Items from a document page collection
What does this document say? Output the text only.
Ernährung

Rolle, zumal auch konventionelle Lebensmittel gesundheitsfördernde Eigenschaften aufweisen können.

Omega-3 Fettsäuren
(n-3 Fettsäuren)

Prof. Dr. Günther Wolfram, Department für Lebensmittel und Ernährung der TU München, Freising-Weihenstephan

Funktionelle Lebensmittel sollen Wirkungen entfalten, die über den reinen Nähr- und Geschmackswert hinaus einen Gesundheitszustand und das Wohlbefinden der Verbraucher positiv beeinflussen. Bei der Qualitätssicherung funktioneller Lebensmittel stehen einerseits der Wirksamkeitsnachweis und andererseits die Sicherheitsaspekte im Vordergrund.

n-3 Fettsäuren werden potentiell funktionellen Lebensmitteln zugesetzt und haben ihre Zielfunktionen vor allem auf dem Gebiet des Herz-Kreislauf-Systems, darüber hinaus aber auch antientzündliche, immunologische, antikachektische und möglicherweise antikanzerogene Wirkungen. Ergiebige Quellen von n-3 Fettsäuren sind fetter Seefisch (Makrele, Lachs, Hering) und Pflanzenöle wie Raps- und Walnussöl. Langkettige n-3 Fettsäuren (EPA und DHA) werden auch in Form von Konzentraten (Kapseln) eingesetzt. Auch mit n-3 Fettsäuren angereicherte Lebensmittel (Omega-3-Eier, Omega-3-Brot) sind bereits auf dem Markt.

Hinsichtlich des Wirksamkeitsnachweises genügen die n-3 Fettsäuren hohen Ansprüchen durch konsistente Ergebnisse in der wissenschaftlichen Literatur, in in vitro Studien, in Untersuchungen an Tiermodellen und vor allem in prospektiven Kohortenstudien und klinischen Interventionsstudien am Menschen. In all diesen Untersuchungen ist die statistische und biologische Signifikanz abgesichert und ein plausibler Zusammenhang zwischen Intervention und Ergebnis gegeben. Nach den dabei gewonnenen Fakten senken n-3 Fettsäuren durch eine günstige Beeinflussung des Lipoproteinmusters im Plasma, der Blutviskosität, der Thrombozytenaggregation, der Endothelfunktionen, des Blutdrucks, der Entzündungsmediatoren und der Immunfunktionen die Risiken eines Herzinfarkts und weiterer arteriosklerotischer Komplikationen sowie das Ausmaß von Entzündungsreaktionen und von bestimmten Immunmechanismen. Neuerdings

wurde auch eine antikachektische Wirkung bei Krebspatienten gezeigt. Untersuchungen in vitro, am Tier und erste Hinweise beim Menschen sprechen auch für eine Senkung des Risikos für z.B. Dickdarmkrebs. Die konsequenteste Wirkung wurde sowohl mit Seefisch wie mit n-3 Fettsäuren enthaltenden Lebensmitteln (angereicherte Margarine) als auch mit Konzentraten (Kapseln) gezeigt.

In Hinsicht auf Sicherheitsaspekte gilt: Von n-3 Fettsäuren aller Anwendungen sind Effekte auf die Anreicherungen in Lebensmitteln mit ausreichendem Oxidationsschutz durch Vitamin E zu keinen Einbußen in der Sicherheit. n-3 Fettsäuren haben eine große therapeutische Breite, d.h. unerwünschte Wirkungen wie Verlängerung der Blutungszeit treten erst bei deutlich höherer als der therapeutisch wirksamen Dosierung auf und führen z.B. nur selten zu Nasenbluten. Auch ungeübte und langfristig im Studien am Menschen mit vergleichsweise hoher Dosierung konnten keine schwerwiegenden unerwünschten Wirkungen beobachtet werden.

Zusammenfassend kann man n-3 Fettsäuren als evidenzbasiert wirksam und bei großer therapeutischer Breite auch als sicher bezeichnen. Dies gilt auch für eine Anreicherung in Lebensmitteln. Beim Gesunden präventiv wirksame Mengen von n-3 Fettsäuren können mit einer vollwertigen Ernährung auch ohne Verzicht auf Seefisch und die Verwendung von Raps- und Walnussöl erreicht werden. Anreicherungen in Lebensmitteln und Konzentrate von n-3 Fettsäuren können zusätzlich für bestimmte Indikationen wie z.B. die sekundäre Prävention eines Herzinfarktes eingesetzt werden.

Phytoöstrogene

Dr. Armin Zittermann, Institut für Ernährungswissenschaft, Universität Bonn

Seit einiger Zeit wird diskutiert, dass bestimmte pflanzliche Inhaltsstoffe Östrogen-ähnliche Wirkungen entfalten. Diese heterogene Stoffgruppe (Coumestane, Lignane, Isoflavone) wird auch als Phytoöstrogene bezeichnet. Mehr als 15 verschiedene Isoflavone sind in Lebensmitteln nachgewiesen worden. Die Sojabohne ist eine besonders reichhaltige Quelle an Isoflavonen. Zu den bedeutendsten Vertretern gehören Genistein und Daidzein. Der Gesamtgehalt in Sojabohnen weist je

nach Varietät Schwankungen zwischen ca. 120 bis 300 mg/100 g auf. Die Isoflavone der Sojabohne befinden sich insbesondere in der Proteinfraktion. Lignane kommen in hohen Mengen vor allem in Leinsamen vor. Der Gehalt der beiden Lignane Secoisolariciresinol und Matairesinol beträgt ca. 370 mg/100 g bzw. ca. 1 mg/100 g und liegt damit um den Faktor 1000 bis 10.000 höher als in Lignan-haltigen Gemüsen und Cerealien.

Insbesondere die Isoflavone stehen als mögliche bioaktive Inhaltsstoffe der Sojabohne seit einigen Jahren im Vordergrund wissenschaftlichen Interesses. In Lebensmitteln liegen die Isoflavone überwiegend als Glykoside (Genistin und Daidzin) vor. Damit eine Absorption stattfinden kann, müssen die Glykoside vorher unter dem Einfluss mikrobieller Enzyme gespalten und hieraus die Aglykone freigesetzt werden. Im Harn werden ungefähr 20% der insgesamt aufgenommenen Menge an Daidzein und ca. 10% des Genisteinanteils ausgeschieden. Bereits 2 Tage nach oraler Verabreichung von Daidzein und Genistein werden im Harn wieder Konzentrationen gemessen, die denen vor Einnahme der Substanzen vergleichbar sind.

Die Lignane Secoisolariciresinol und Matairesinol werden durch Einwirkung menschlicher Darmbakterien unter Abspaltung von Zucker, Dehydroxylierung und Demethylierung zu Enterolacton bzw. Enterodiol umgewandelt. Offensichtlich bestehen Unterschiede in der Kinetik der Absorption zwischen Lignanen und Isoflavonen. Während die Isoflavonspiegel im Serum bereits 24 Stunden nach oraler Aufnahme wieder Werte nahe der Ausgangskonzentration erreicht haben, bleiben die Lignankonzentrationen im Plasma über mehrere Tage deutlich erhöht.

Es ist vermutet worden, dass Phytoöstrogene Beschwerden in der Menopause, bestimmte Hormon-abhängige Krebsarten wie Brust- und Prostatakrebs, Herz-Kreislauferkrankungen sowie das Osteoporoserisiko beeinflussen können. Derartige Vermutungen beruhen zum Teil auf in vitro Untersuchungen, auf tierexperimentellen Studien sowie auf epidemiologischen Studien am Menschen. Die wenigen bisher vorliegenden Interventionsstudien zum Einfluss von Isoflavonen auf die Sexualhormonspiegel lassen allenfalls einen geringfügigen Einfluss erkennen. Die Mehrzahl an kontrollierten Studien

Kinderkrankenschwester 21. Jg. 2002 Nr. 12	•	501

▶ INSTRUCTIONS TO FOLLOW:
Go through the data above and copy all of it exactly.

▶ TASK OUTPUT:
What does this document say? Output the text only.
Ernährung

Rolle, zumal auch konventionelle Lebensmittel gesundheitsfördernde Eigenschaften aufweisen können.

Omega-3 Fettsäuren
(n-3 Fettsäuren)

Prof. Dr. Günther Wolfram, Department für Lebensmittel und Ernährung der TU München, Freising-Weihenstephan

Funktionelle Lebensmittel sollen Wirkungen entfalten, die über den reinen Nähr- und Geschmackswert hinaus einen Gesundheitszustand und das Wohlbefinden der Verbraucher positiv beeinflussen. Bei der Qualitätssicherung funktioneller Lebensmittel stehen einerseits der Wirksamkeitsnachweis und andererseits die Sicherheitsaspekte im Vordergrund.

n-3 Fettsäuren werden potentiell funktionellen Lebensmitteln zugesetzt und haben ihre Zielfunktionen vor allem auf dem Gebiet des Herz-Kreislauf-Systems, darüber hinaus aber auch antientzündliche, immunologische, antikachektische und möglicherweise antikanzerogene Wirkungen. Ergiebige Quellen von n-3 Fettsäuren sind fetter Seefisch (Makrele, Lachs, Hering) und Pflanzenöle wie Raps- und Walnussöl. Langkettige n-3 Fettsäuren (EPA und DHA) werden auch in Form von Konzentraten (Kapseln) eingesetzt. Auch mit n-3 Fettsäuren angereicherte Lebensmittel (Omega-3-Eier, Omega-3-Brot) sind bereits auf dem Markt.

Hinsichtlich des Wirksamkeitsnachweises genügen die n-3 Fettsäuren hohen Ansprüchen durch konsistente Ergebnisse in der wissenschaftlichen Literatur, in in vitro Studien, in Untersuchungen an Tiermodellen und vor allem in prospektiven Kohortenstudien und klinischen Interventionsstudien am Menschen. In all diesen Untersuchungen ist die statistische und biologische Signifikanz abgesichert und ein plausibler Zusammenhang zwischen Intervention und Ergebnis gegeben. Nach den dabei gewonnenen Fakten senken n-3 Fettsäuren durch eine günstige Beeinflussung des Lipoproteinmusters im Plasma, der Blutviskosität, der Thrombozytenaggregation, der Endothelfunktionen, des Blutdrucks, der Entzündungsmediatoren und der Immunfunktionen die Risiken eines Herzinfarkts und weiterer arteriosklerotischer Komplikationen sowie das Ausmaß von Entzündungsreaktionen und von bestimmten Immunmechanismen. Neuerdings

wurde auch eine antikachektische Wirkung bei Krebspatienten gezeigt. Untersuchungen in vitro, am Tier und erste Hinweise beim Menschen sprechen auch für eine Senkung des Risikos für z.B. Dickdarmkrebs. Die konsequenteste Wirkung wurde sowohl mit Seefisch wie mit n-3 Fettsäuren enthaltenden Lebensmitteln (angereicherte Margarine) als auch mit Konzentraten (Kapseln) gezeigt.

In Hinsicht auf Sicherheitsaspekte gilt: Von n-3 Fettsäuren aller Anwendungen sind Effekte auf die Anreicherungen in Lebensmitteln mit ausreichendem Oxidationsschutz durch Vitamin E zu keinen Einbußen in der Sicherheit. n-3 Fettsäuren haben eine große therapeutische Breite, d.h. unerwünschte Wirkungen wie Verlängerung der Blutungszeit treten erst bei deutlich höherer als der therapeutisch wirksamen Dosierung auf und führen z.B. nur selten zu Nasenbluten. Auch ungeübte und langfristig im Studien am Menschen mit vergleichsweise hoher Dosierung konnten keine schwerwiegenden unerwünschten Wirkungen beobachtet werden.

Zusammenfassend kann man n-3 Fettsäuren als evidenzbasiert wirksam und bei großer therapeutischer Breite auch als sicher bezeichnen. Dies gilt auch für eine Anreicherung in Lebensmitteln. Beim Gesunden präventiv wirksame Mengen von n-3 Fettsäuren können mit einer vollwertigen Ernährung auch ohne Verzicht auf Seefisch und die Verwendung von Raps- und Walnussöl erreicht werden. Anreicherungen in Lebensmitteln und Konzentrate von n-3 Fettsäuren können zusätzlich für bestimmte Indikationen wie z.B. die sekundäre Prävention eines Herzinfarktes eingesetzt werden.

Phytoöstrogene

Dr. Armin Zittermann, Institut für Ernährungswissenschaft, Universität Bonn

Seit einiger Zeit wird diskutiert, dass bestimmte pflanzliche Inhaltsstoffe Östrogen-ähnliche Wirkungen entfalten. Diese heterogene Stoffgruppe (Coumestane, Lignane, Isoflavone) wird auch als Phytoöstrogene bezeichnet. Mehr als 15 verschiedene Isoflavone sind in Lebensmitteln nachgewiesen worden. Die Sojabohne ist eine besonders reichhaltige Quelle an Isoflavonen. Zu den bedeutendsten Vertretern gehören Genistein und Daidzein. Der Gesamtgehalt in Sojabohnen weist je

nach Varietät Schwankungen zwischen ca. 120 bis 300 mg/100 g auf. Die Isoflavone der Sojabohne befinden sich insbesondere in der Proteinfraktion. Lignane kommen in hohen Mengen vor allem in Leinsamen vor. Der Gehalt der beiden Lignane Secoisolariciresinol und Matairesinol beträgt ca. 370 mg/100 g bzw. ca. 1 mg/100 g und liegt damit um den Faktor 1000 bis 10.000 höher als in Lignan-haltigen Gemüsen und Cerealien.

Insbesondere die Isoflavone stehen als mögliche bioaktive Inhaltsstoffe der Sojabohne seit einigen Jahren im Vordergrund wissenschaftlichen Interesses. In Lebensmitteln liegen die Isoflavone überwiegend als Glykoside (Genistin und Daidzin) vor. Damit eine Absorption stattfinden kann, müssen die Glykoside vorher unter dem Einfluss mikrobieller Enzyme gespalten und hieraus die Aglykone freigesetzt werden. Im Harn werden ungefähr 20% der insgesamt aufgenommenen Menge an Daidzein und ca. 10% des Genisteinanteils ausgeschieden. Bereits 2 Tage nach oraler Verabreichung von Daidzein und Genistein werden im Harn wieder Konzentrationen gemessen, die denen vor Einnahme der Substanzen vergleichbar sind.

Die Lignane Secoisolariciresinol und Matairesinol werden durch Einwirkung menschlicher Darmbakterien unter Abspaltung von Zucker, Dehydroxylierung und Demethylierung zu Enterolacton bzw. Enterodiol umgewandelt. Offensichtlich bestehen Unterschiede in der Kinetik der Absorption zwischen Lignanen und Isoflavonen. Während die Isoflavonspiegel im Serum bereits 24 Stunden nach oraler Aufnahme wieder Werte nahe der Ausgangskonzentration erreicht haben, bleiben die Lignankonzentrationen im Plasma über mehrere Tage deutlich erhöht.

Es ist vermutet worden, dass Phytoöstrogene Beschwerden in der Menopause, bestimmte Hormon-abhängige Krebsarten wie Brust- und Prostatakrebs, Herz-Kreislauferkrankungen sowie das Osteoporoserisiko beeinflussen können. Derartige Vermutungen beruhen zum Teil auf in vitro Untersuchungen, auf tierexperimentellen Studien sowie auf epidemiologischen Studien am Menschen. Die wenigen bisher vorliegenden Interventionsstudien zum Einfluss von Isoflavonen auf die Sexualhormonspiegel lassen allenfalls einen geringfügigen Einfluss erkennen. Die Mehrzahl an kontrollierten Studien

Kinderkrankenschwester 21. Jg. 2002 Nr. 12	•	501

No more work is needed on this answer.